### Problem to solve
Would it be possible to write out each entry below exactly, without the pictures?
Start of Excerpted records
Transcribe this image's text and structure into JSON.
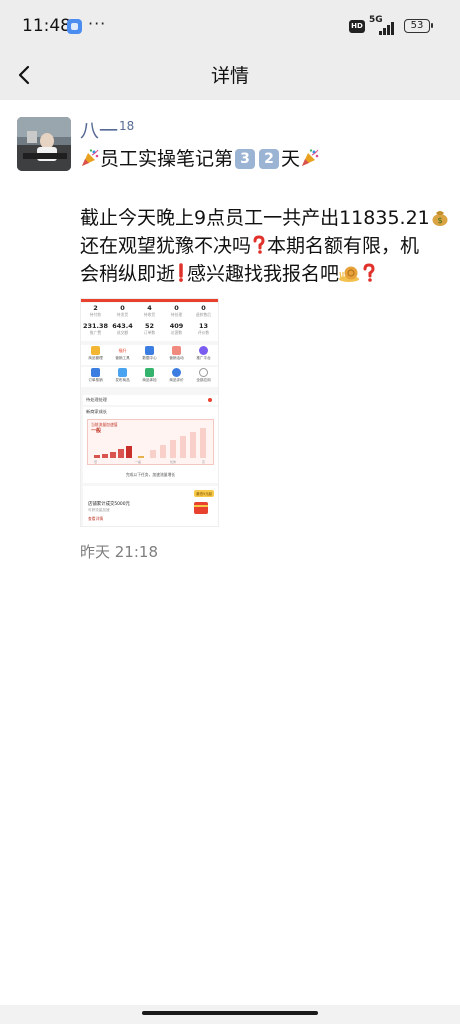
{
  "status_bar": {
    "time": "11:48",
    "more": "···",
    "hd": "HD",
    "network": "5G",
    "battery": "53"
  },
  "nav": {
    "title": "详情",
    "back_icon": "chevron-left-icon"
  },
  "post": {
    "username": "八一",
    "username_sup": "18",
    "line1": {
      "pre": "员工实操笔记第",
      "n1": "3",
      "n2": "2",
      "post": "天"
    },
    "line2": "截止今天晚上9点员工一共产出11835.21",
    "line3a": "还在观望犹豫不决吗",
    "line3b": "本期名额有限，机",
    "line4a": "会稍纵即逝",
    "line4b": "感兴趣找我报名吧",
    "time": "昨天 21:18",
    "emojis": [
      "party-popper-icon",
      "money-bag-icon",
      "red-question-icon",
      "red-exclamation-icon",
      "snail-icon"
    ]
  },
  "thumbnail": {
    "stats_top": [
      {
        "value": "2",
        "label": "待付款"
      },
      {
        "value": "0",
        "label": "待发货"
      },
      {
        "value": "4",
        "label": "待收货"
      },
      {
        "value": "0",
        "label": "待处理"
      },
      {
        "value": "0",
        "label": "退款售后"
      }
    ],
    "stats_bottom": [
      {
        "value": "231.38",
        "label": "推广费"
      },
      {
        "value": "643.4",
        "label": "成交额"
      },
      {
        "value": "52",
        "label": "订单数"
      },
      {
        "value": "409",
        "label": "访客数"
      },
      {
        "value": "13",
        "label": "评价数"
      }
    ],
    "icons_row1": [
      "商品管理",
      "营销工具",
      "数据中心",
      "营销活动",
      "推广平台"
    ],
    "icons_row2": [
      "订单核销",
      "发布商品",
      "商品体检",
      "商品评价",
      "全部应用"
    ],
    "upgrade_badge": "福升",
    "todo": "待处理处理",
    "growth_title": "新商家成长",
    "chart_title": "当前流量加速值",
    "chart_level": "一般",
    "chart_x": [
      "低",
      "一般",
      "优秀",
      "高"
    ],
    "chart_sub": "完成以下任务，加速流量增长",
    "shop_tag": "最低5元起",
    "shop_task": "店铺累计成交5000元",
    "shop_hint": "可获流量加速",
    "shop_link": "查看详情"
  }
}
End of Excerpted records
### Response below
Transcribe this image's text and structure into JSON.
{
  "status_bar": {
    "time": "11:48",
    "more": "···",
    "hd": "HD",
    "network": "5G",
    "battery": "53"
  },
  "nav": {
    "title": "详情",
    "back_icon": "chevron-left-icon"
  },
  "post": {
    "username": "八一",
    "username_sup": "18",
    "line1": {
      "pre": "员工实操笔记第",
      "n1": "3",
      "n2": "2",
      "post": "天"
    },
    "line2": "截止今天晚上9点员工一共产出11835.21",
    "line3a": "还在观望犹豫不决吗",
    "line3b": "本期名额有限，机",
    "line4a": "会稍纵即逝",
    "line4b": "感兴趣找我报名吧",
    "time": "昨天 21:18",
    "emojis": [
      "party-popper-icon",
      "money-bag-icon",
      "red-question-icon",
      "red-exclamation-icon",
      "snail-icon"
    ]
  },
  "thumbnail": {
    "stats_top": [
      {
        "value": "2",
        "label": "待付款"
      },
      {
        "value": "0",
        "label": "待发货"
      },
      {
        "value": "4",
        "label": "待收货"
      },
      {
        "value": "0",
        "label": "待处理"
      },
      {
        "value": "0",
        "label": "退款售后"
      }
    ],
    "stats_bottom": [
      {
        "value": "231.38",
        "label": "推广费"
      },
      {
        "value": "643.4",
        "label": "成交额"
      },
      {
        "value": "52",
        "label": "订单数"
      },
      {
        "value": "409",
        "label": "访客数"
      },
      {
        "value": "13",
        "label": "评价数"
      }
    ],
    "icons_row1": [
      "商品管理",
      "营销工具",
      "数据中心",
      "营销活动",
      "推广平台"
    ],
    "icons_row2": [
      "订单核销",
      "发布商品",
      "商品体检",
      "商品评价",
      "全部应用"
    ],
    "upgrade_badge": "福升",
    "todo": "待处理处理",
    "growth_title": "新商家成长",
    "chart_title": "当前流量加速值",
    "chart_level": "一般",
    "chart_x": [
      "低",
      "一般",
      "优秀",
      "高"
    ],
    "chart_sub": "完成以下任务，加速流量增长",
    "shop_tag": "最低5元起",
    "shop_task": "店铺累计成交5000元",
    "shop_hint": "可获流量加速",
    "shop_link": "查看详情"
  }
}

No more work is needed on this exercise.